>> start INPUT ROWS

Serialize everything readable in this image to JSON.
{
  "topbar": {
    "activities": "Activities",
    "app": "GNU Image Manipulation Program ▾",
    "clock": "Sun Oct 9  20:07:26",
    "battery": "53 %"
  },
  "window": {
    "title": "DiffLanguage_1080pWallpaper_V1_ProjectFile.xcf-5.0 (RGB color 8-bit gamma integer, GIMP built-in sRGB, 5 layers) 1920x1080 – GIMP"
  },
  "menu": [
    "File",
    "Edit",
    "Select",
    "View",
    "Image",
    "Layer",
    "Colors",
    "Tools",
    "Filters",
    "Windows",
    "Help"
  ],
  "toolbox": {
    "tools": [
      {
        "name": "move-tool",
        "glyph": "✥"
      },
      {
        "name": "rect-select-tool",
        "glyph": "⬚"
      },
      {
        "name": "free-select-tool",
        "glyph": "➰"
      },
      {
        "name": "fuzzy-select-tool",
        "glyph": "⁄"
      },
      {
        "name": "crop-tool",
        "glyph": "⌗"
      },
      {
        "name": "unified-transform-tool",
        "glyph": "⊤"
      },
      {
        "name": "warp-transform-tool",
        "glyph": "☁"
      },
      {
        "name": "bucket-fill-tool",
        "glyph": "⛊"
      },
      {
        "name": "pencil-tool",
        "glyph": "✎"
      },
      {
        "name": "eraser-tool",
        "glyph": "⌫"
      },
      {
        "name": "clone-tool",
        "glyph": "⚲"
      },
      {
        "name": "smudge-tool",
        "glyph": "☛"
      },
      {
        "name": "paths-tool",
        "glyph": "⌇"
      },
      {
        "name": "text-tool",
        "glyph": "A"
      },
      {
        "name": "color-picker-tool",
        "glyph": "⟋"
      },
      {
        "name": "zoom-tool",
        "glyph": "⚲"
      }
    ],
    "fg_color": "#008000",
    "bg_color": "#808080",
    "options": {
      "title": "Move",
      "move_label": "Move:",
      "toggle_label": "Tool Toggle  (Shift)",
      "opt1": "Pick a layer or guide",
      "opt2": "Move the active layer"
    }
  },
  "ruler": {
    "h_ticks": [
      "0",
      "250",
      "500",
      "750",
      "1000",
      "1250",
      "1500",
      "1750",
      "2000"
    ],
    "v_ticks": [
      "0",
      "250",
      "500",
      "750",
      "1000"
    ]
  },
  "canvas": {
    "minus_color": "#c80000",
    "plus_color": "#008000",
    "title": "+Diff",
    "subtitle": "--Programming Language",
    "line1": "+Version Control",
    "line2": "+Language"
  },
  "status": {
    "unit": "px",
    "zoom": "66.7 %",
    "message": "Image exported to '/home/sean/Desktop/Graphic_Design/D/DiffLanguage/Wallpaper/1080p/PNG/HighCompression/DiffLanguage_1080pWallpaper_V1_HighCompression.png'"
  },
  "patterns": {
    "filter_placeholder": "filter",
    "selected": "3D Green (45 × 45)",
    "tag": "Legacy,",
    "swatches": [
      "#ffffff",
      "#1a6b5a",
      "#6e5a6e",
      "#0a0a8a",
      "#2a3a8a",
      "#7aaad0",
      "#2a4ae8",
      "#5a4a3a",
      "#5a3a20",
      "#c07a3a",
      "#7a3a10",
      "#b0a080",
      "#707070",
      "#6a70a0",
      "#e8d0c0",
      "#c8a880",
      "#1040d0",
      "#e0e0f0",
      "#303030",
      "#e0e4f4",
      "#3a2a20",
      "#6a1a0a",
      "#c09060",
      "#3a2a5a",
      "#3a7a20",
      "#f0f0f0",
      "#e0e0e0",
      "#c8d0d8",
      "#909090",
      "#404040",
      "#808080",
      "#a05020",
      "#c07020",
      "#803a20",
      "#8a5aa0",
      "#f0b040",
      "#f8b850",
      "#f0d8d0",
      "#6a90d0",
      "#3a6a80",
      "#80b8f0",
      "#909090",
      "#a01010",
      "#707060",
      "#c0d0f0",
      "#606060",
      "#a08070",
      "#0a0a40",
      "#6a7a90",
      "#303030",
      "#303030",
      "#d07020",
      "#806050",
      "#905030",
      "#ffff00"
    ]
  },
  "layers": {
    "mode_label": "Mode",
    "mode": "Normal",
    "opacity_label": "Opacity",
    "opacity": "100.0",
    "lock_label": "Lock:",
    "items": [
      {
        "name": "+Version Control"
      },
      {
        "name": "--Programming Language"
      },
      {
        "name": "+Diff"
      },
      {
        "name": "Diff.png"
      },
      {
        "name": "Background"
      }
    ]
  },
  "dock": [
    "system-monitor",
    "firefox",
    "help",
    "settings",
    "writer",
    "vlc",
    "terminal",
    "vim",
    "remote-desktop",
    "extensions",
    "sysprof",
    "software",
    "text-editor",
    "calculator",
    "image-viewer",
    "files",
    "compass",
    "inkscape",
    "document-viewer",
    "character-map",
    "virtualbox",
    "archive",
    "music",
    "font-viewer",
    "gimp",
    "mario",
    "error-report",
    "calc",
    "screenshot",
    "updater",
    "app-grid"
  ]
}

>> end INPUT ROWS

__STATED PROBLEM__. Copy out every line of the listing that contains the string "Programming".

__TASK ANSWER__.
    "subtitle": "--Programming Language",
        "name": "--Programming Language"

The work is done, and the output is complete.